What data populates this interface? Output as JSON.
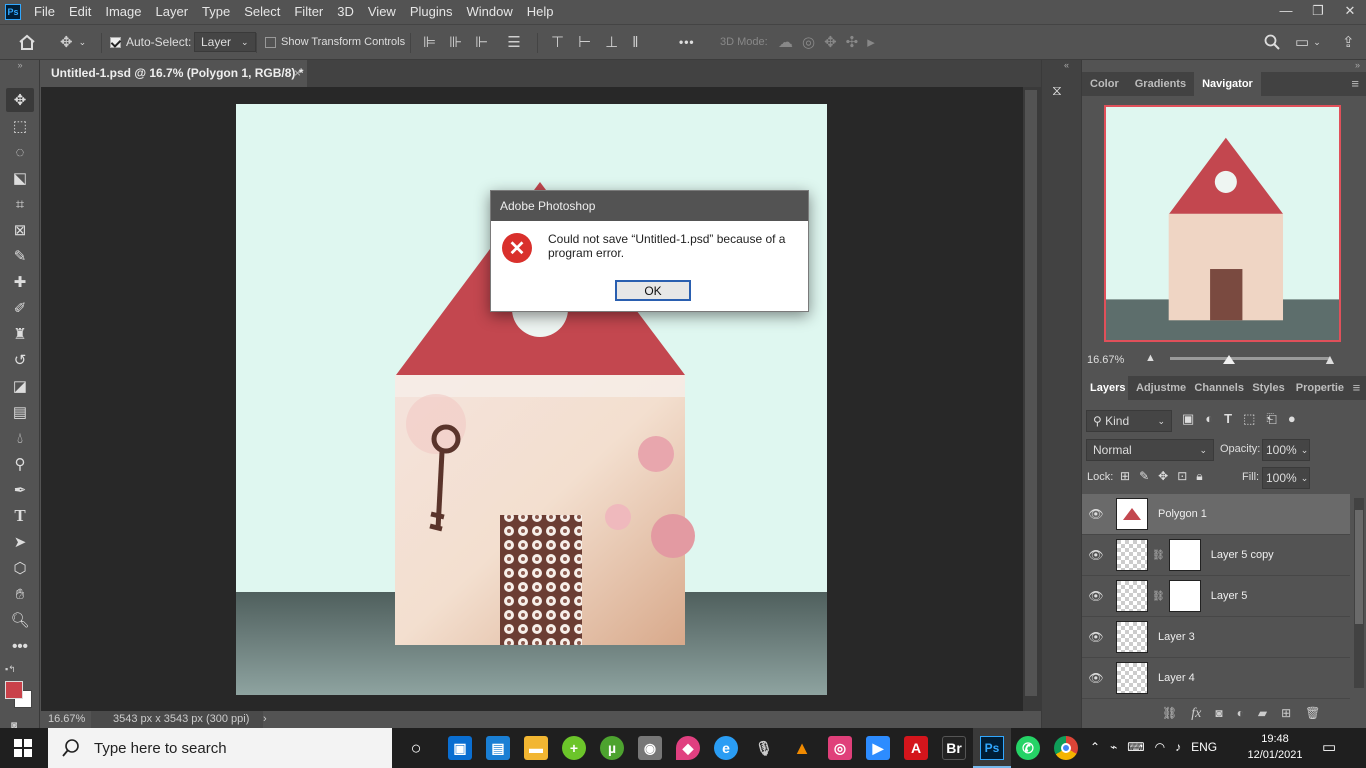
{
  "app": {
    "logo": "Ps"
  },
  "menu": [
    "File",
    "Edit",
    "Image",
    "Layer",
    "Type",
    "Select",
    "Filter",
    "3D",
    "View",
    "Plugins",
    "Window",
    "Help"
  ],
  "window_controls": {
    "minimize": "—",
    "restore": "❐",
    "close": "✕"
  },
  "options": {
    "auto_select_label": "Auto-Select:",
    "auto_select_checked": true,
    "target_value": "Layer",
    "show_transform_label": "Show Transform Controls",
    "show_transform_checked": false,
    "more": "•••",
    "mode_3d_label": "3D Mode:"
  },
  "document": {
    "tab_title": "Untitled-1.psd @ 16.7% (Polygon 1, RGB/8) *",
    "tab_close": "×",
    "zoom": "16.67%",
    "size_info": "3543 px x 3543 px (300 ppi)",
    "status_arrow": "›"
  },
  "colors": {
    "foreground": "#c9424a",
    "background": "#ffffff",
    "roof": "#c3474f",
    "sky": "#dff7f0",
    "floor": "#5b6b69",
    "accent": "#31a8ff"
  },
  "navigator": {
    "tabs": [
      {
        "label": "Color"
      },
      {
        "label": "Gradients"
      },
      {
        "label": "Navigator"
      }
    ],
    "active_tab": "Navigator",
    "zoom": "16.67%",
    "slider_fraction": 0.37
  },
  "layers_panel": {
    "tabs": [
      {
        "label": "Layers"
      },
      {
        "label": "Adjustme"
      },
      {
        "label": "Channels"
      },
      {
        "label": "Styles"
      },
      {
        "label": "Propertie"
      }
    ],
    "filter_kind": "Kind",
    "blend_mode": "Normal",
    "opacity_label": "Opacity:",
    "opacity": "100%",
    "lock_label": "Lock:",
    "fill_label": "Fill:",
    "fill": "100%",
    "layers": [
      {
        "name": "Polygon 1",
        "selected": true,
        "has_mask": false
      },
      {
        "name": "Layer 5 copy",
        "selected": false,
        "has_mask": true
      },
      {
        "name": "Layer 5",
        "selected": false,
        "has_mask": true
      },
      {
        "name": "Layer 3",
        "selected": false,
        "has_mask": false
      },
      {
        "name": "Layer 4",
        "selected": false,
        "has_mask": false
      }
    ],
    "footer_icons": [
      "link-icon",
      "fx-icon",
      "mask-icon",
      "adjustment-icon",
      "folder-icon",
      "new-layer-icon",
      "trash-icon"
    ],
    "fx": "fx"
  },
  "dialog": {
    "title": "Adobe Photoshop",
    "message": "Could not save “Untitled-1.psd” because of a program error.",
    "ok_label": "OK",
    "error_glyph": "✕"
  },
  "taskbar": {
    "search_placeholder": "Type here to search",
    "language": "ENG",
    "time": "19:48",
    "date": "12/01/2021",
    "apps": [
      "cortana-icon",
      "store-icon",
      "news-icon",
      "explorer-icon",
      "plus-icon",
      "utorrent-icon",
      "camera-icon",
      "paint-icon",
      "edge-icon",
      "podcast-icon",
      "vlc-icon",
      "creative-icon",
      "zoom-icon",
      "acrobat-icon",
      "bridge-icon",
      "photoshop-icon",
      "whatsapp-icon",
      "chrome-icon"
    ],
    "bridge_label": "Br",
    "ps_label": "Ps"
  }
}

- **TASK DIRECTIONS**
Leave out the pictures and print every line of the data exactly.

- **SOLUTION FOR THIS TASK**
What data populates this interface? Output as JSON.
{
  "app": {
    "logo": "Ps"
  },
  "menu": [
    "File",
    "Edit",
    "Image",
    "Layer",
    "Type",
    "Select",
    "Filter",
    "3D",
    "View",
    "Plugins",
    "Window",
    "Help"
  ],
  "window_controls": {
    "minimize": "—",
    "restore": "❐",
    "close": "✕"
  },
  "options": {
    "auto_select_label": "Auto-Select:",
    "auto_select_checked": true,
    "target_value": "Layer",
    "show_transform_label": "Show Transform Controls",
    "show_transform_checked": false,
    "more": "•••",
    "mode_3d_label": "3D Mode:"
  },
  "document": {
    "tab_title": "Untitled-1.psd @ 16.7% (Polygon 1, RGB/8) *",
    "tab_close": "×",
    "zoom": "16.67%",
    "size_info": "3543 px x 3543 px (300 ppi)",
    "status_arrow": "›"
  },
  "colors": {
    "foreground": "#c9424a",
    "background": "#ffffff",
    "roof": "#c3474f",
    "sky": "#dff7f0",
    "floor": "#5b6b69",
    "accent": "#31a8ff"
  },
  "navigator": {
    "tabs": [
      {
        "label": "Color"
      },
      {
        "label": "Gradients"
      },
      {
        "label": "Navigator"
      }
    ],
    "active_tab": "Navigator",
    "zoom": "16.67%",
    "slider_fraction": 0.37
  },
  "layers_panel": {
    "tabs": [
      {
        "label": "Layers"
      },
      {
        "label": "Adjustme"
      },
      {
        "label": "Channels"
      },
      {
        "label": "Styles"
      },
      {
        "label": "Propertie"
      }
    ],
    "filter_kind": "Kind",
    "blend_mode": "Normal",
    "opacity_label": "Opacity:",
    "opacity": "100%",
    "lock_label": "Lock:",
    "fill_label": "Fill:",
    "fill": "100%",
    "layers": [
      {
        "name": "Polygon 1",
        "selected": true,
        "has_mask": false
      },
      {
        "name": "Layer 5 copy",
        "selected": false,
        "has_mask": true
      },
      {
        "name": "Layer 5",
        "selected": false,
        "has_mask": true
      },
      {
        "name": "Layer 3",
        "selected": false,
        "has_mask": false
      },
      {
        "name": "Layer 4",
        "selected": false,
        "has_mask": false
      }
    ],
    "footer_icons": [
      "link-icon",
      "fx-icon",
      "mask-icon",
      "adjustment-icon",
      "folder-icon",
      "new-layer-icon",
      "trash-icon"
    ],
    "fx": "fx"
  },
  "dialog": {
    "title": "Adobe Photoshop",
    "message": "Could not save “Untitled-1.psd” because of a program error.",
    "ok_label": "OK",
    "error_glyph": "✕"
  },
  "taskbar": {
    "search_placeholder": "Type here to search",
    "language": "ENG",
    "time": "19:48",
    "date": "12/01/2021",
    "apps": [
      "cortana-icon",
      "store-icon",
      "news-icon",
      "explorer-icon",
      "plus-icon",
      "utorrent-icon",
      "camera-icon",
      "paint-icon",
      "edge-icon",
      "podcast-icon",
      "vlc-icon",
      "creative-icon",
      "zoom-icon",
      "acrobat-icon",
      "bridge-icon",
      "photoshop-icon",
      "whatsapp-icon",
      "chrome-icon"
    ],
    "bridge_label": "Br",
    "ps_label": "Ps"
  }
}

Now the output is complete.